(Figure content listings)
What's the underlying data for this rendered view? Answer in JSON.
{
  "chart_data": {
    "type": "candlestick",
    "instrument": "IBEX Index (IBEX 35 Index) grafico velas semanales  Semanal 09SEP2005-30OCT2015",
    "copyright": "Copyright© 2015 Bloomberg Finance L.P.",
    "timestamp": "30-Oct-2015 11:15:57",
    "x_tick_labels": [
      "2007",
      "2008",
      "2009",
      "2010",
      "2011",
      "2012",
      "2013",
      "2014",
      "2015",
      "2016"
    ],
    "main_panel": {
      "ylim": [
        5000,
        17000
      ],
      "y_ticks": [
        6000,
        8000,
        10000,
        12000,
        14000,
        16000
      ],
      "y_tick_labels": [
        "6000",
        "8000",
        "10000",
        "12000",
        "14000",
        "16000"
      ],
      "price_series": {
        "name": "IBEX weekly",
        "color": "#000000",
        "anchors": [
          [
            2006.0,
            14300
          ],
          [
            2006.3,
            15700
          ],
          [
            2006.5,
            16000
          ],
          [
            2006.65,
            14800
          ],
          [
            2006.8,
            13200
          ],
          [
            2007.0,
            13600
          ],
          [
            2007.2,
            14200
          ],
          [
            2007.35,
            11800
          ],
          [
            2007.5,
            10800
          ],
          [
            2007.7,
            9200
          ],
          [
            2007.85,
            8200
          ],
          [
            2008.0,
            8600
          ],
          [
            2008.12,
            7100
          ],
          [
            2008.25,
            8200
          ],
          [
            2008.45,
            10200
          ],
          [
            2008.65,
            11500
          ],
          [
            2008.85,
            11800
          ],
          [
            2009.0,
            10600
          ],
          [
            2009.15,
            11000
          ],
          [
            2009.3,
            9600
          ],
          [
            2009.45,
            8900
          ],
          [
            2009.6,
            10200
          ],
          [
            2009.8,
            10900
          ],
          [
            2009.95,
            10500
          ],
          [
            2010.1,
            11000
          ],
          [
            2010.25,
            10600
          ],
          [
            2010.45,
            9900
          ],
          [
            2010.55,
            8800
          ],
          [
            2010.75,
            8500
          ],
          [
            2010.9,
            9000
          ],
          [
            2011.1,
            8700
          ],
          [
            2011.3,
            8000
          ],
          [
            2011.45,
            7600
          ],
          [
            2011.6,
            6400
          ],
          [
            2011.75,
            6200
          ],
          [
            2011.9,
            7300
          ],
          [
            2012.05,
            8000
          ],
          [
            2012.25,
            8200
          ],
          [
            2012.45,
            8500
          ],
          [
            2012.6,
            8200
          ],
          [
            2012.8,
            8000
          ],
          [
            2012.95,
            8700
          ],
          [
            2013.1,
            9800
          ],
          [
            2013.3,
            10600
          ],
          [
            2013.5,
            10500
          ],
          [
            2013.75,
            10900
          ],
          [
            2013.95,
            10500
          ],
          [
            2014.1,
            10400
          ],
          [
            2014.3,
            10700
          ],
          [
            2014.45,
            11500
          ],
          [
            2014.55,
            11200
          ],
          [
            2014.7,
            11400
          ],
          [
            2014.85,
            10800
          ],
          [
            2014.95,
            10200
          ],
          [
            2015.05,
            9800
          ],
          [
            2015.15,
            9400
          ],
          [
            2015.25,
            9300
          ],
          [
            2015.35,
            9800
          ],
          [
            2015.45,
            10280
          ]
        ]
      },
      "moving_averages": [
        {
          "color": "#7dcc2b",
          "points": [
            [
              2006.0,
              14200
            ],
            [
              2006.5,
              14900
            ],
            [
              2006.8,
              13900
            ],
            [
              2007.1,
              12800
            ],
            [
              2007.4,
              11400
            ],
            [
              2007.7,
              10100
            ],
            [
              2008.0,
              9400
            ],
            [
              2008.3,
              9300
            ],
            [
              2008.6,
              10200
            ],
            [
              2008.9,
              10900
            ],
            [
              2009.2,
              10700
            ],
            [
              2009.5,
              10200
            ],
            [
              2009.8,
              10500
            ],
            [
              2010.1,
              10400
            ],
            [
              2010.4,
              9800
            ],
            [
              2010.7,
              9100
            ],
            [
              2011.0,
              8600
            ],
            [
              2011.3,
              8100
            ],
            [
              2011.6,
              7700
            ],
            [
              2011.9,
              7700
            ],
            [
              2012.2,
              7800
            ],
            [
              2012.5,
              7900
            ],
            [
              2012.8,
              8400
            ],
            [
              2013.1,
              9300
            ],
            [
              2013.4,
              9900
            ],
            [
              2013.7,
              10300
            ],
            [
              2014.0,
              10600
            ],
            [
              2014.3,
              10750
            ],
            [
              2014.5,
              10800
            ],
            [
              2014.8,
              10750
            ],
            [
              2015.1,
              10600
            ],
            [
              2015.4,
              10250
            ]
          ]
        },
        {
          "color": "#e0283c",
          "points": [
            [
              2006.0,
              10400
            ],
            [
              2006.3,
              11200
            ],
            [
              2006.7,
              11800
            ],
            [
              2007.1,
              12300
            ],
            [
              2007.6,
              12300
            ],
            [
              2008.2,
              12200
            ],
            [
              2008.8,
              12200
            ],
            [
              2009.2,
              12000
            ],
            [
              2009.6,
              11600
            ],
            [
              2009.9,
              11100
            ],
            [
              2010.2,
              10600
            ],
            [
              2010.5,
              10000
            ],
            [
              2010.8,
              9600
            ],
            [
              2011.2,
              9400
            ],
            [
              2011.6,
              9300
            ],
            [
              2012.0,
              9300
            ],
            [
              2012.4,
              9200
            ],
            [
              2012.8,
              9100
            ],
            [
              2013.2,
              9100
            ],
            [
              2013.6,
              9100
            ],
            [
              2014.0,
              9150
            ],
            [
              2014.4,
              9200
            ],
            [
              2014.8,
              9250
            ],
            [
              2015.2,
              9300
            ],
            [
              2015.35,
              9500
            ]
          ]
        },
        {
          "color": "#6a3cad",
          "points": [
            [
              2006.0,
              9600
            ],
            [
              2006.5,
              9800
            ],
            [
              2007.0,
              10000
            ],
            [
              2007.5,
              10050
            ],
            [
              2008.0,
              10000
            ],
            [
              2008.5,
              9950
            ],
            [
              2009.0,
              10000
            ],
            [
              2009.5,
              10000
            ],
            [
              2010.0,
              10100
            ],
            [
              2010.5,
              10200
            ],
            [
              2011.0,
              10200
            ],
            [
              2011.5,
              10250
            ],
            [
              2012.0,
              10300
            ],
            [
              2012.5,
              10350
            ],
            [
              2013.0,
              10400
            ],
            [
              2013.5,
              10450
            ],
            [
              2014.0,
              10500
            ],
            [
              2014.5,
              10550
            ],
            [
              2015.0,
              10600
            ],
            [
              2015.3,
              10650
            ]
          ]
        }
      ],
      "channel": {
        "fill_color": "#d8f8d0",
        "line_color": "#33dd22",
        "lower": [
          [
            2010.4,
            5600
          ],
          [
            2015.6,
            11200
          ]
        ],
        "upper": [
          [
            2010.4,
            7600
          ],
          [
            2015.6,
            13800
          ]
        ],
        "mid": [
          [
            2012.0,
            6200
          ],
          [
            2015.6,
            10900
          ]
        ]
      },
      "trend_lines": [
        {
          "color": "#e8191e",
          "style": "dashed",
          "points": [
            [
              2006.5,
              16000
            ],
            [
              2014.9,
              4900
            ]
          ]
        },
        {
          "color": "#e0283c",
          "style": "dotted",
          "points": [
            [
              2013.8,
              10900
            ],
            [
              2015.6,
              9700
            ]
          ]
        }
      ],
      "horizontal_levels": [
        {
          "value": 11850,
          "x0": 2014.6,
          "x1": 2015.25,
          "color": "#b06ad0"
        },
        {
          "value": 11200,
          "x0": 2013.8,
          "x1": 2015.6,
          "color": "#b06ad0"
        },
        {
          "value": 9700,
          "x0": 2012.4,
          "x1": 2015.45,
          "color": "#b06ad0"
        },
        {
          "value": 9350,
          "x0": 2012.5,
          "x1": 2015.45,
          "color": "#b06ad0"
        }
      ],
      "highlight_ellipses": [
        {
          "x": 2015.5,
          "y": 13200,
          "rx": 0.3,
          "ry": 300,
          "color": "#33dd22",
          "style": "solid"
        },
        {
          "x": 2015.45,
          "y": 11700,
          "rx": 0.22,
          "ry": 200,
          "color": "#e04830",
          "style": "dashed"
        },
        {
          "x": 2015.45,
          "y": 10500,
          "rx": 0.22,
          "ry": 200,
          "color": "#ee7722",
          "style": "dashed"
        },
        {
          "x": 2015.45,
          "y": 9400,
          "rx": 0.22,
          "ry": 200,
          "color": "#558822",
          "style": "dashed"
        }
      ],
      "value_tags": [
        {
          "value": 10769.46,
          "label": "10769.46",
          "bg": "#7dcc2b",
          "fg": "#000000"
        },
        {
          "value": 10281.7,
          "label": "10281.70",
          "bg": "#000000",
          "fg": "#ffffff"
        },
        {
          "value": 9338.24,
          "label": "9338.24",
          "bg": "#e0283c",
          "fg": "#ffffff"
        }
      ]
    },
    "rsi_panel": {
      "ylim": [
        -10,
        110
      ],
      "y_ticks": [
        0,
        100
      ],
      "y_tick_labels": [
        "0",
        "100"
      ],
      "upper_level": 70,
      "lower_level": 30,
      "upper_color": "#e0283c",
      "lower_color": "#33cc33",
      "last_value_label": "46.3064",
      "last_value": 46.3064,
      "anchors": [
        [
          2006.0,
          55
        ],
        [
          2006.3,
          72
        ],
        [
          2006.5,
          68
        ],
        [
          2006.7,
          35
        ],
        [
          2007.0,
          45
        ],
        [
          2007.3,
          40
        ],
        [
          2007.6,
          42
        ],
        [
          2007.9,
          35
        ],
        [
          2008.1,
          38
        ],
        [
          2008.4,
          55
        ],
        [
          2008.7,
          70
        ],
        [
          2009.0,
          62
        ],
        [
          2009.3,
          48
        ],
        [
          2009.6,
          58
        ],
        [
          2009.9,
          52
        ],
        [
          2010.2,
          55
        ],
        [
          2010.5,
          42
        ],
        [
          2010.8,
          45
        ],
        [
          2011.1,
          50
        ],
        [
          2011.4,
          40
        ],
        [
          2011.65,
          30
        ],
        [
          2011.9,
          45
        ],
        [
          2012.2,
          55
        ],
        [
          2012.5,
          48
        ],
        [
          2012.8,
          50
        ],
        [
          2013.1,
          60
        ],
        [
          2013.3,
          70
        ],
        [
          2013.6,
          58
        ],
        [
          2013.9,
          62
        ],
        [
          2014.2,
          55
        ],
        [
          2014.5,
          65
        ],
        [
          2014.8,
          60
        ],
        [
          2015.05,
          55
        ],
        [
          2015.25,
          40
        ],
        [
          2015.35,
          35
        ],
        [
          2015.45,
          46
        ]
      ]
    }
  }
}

* **Task prompt**
Within the material above, find the lines that contain the word "IBEX"; copy them.

* **Response to this exercise**
    "instrument": "IBEX Index (IBEX 35 Index) grafico velas semanales  Semanal 09SEP2005-30OCT2015",
        "name": "IBEX weekly",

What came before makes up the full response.